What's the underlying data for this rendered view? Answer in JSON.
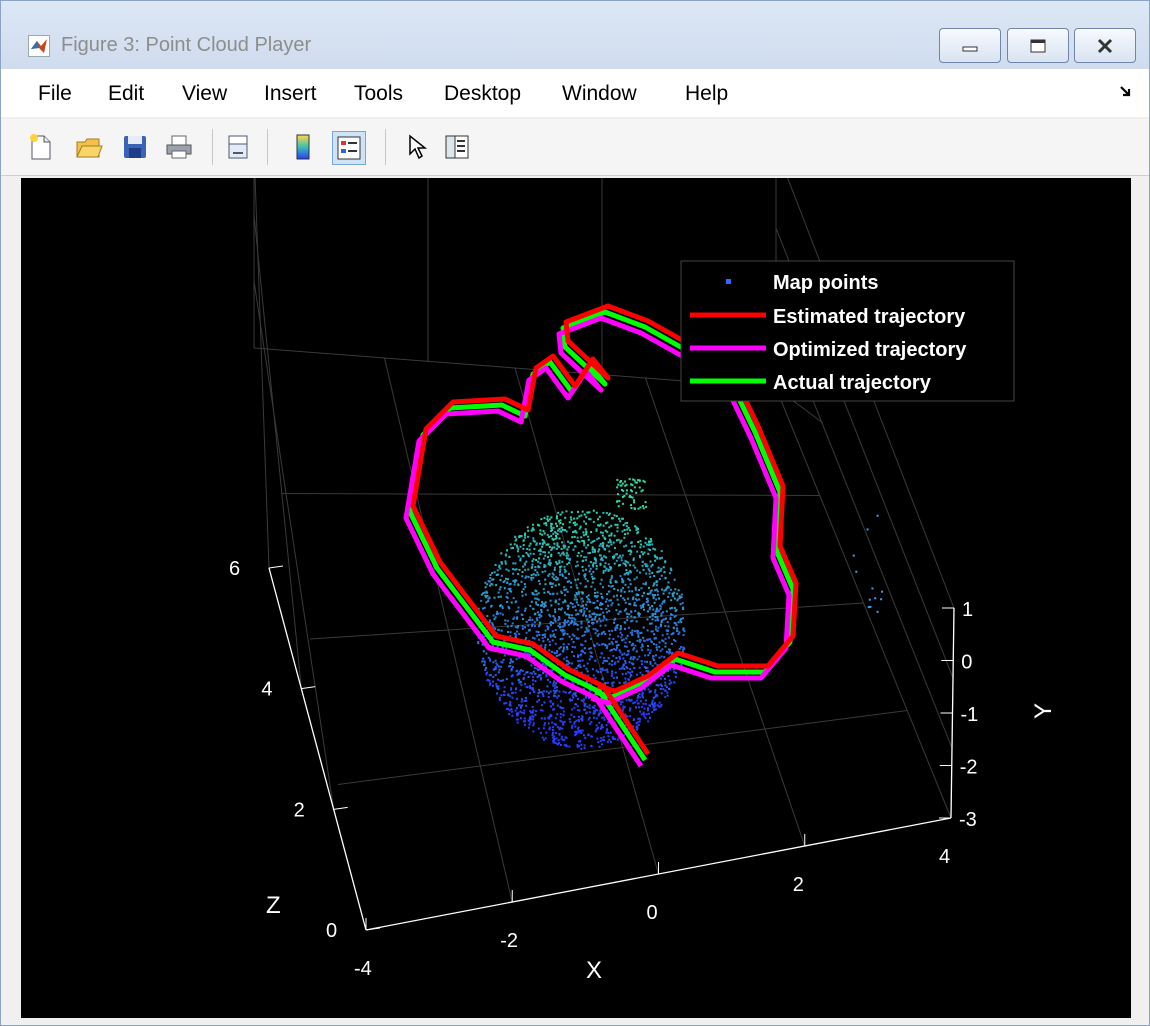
{
  "window": {
    "title": "Figure 3: Point Cloud Player",
    "app_icon": "matlab-logo-icon",
    "controls": [
      "minimize-icon",
      "maximize-icon",
      "close-icon"
    ]
  },
  "menu": {
    "items": [
      "File",
      "Edit",
      "View",
      "Insert",
      "Tools",
      "Desktop",
      "Window",
      "Help"
    ],
    "dock_icon": "dock-arrow-icon"
  },
  "toolbar": {
    "icons": [
      "new-figure-icon",
      "open-file-icon",
      "save-icon",
      "print-icon",
      "link-plot-icon",
      "colorbar-icon",
      "legend-icon",
      "edit-plot-cursor-icon",
      "property-inspector-icon"
    ],
    "active": "legend-icon"
  },
  "chart_data": {
    "type": "scatter",
    "view": "3d",
    "background": "#000000",
    "xlabel": "X",
    "ylabel": "Y",
    "zlabel": "Z",
    "xlim": [
      -4,
      4
    ],
    "ylim": [
      -3,
      1
    ],
    "zlim": [
      0,
      6
    ],
    "xticks": [
      "-4",
      "-2",
      "0",
      "2",
      "4"
    ],
    "yticks": [
      "-3",
      "-2",
      "-1",
      "0",
      "1"
    ],
    "zticks": [
      "0",
      "2",
      "4",
      "6"
    ],
    "grid": true,
    "legend": {
      "placement": "top-right",
      "entries": [
        {
          "label": "Map points",
          "color": "#3366ff",
          "marker": "point"
        },
        {
          "label": "Estimated trajectory",
          "color": "#ff0000",
          "marker": "line"
        },
        {
          "label": "Optimized trajectory",
          "color": "#ff00ff",
          "marker": "line"
        },
        {
          "label": "Actual trajectory",
          "color": "#00ff00",
          "marker": "line"
        }
      ]
    },
    "colors": {
      "estimated": "#ff0000",
      "optimized": "#ff00ff",
      "actual": "#00ff00",
      "points_low": "#2a3cff",
      "points_high": "#30d8a8",
      "axes": "#ffffff",
      "grid": "#3a3a3a"
    }
  }
}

......

__What to do__.
Reproduce the material in its entirety and word for word, without the pictures.

__Result of the task__.
What's the underlying data for this rendered view? Answer in JSON.
{
  "window": {
    "title": "Figure 3: Point Cloud Player",
    "app_icon": "matlab-logo-icon",
    "controls": [
      "minimize-icon",
      "maximize-icon",
      "close-icon"
    ]
  },
  "menu": {
    "items": [
      "File",
      "Edit",
      "View",
      "Insert",
      "Tools",
      "Desktop",
      "Window",
      "Help"
    ],
    "dock_icon": "dock-arrow-icon"
  },
  "toolbar": {
    "icons": [
      "new-figure-icon",
      "open-file-icon",
      "save-icon",
      "print-icon",
      "link-plot-icon",
      "colorbar-icon",
      "legend-icon",
      "edit-plot-cursor-icon",
      "property-inspector-icon"
    ],
    "active": "legend-icon"
  },
  "chart_data": {
    "type": "scatter",
    "view": "3d",
    "background": "#000000",
    "xlabel": "X",
    "ylabel": "Y",
    "zlabel": "Z",
    "xlim": [
      -4,
      4
    ],
    "ylim": [
      -3,
      1
    ],
    "zlim": [
      0,
      6
    ],
    "xticks": [
      "-4",
      "-2",
      "0",
      "2",
      "4"
    ],
    "yticks": [
      "-3",
      "-2",
      "-1",
      "0",
      "1"
    ],
    "zticks": [
      "0",
      "2",
      "4",
      "6"
    ],
    "grid": true,
    "legend": {
      "placement": "top-right",
      "entries": [
        {
          "label": "Map points",
          "color": "#3366ff",
          "marker": "point"
        },
        {
          "label": "Estimated trajectory",
          "color": "#ff0000",
          "marker": "line"
        },
        {
          "label": "Optimized trajectory",
          "color": "#ff00ff",
          "marker": "line"
        },
        {
          "label": "Actual trajectory",
          "color": "#00ff00",
          "marker": "line"
        }
      ]
    },
    "colors": {
      "estimated": "#ff0000",
      "optimized": "#ff00ff",
      "actual": "#00ff00",
      "points_low": "#2a3cff",
      "points_high": "#30d8a8",
      "axes": "#ffffff",
      "grid": "#3a3a3a"
    }
  }
}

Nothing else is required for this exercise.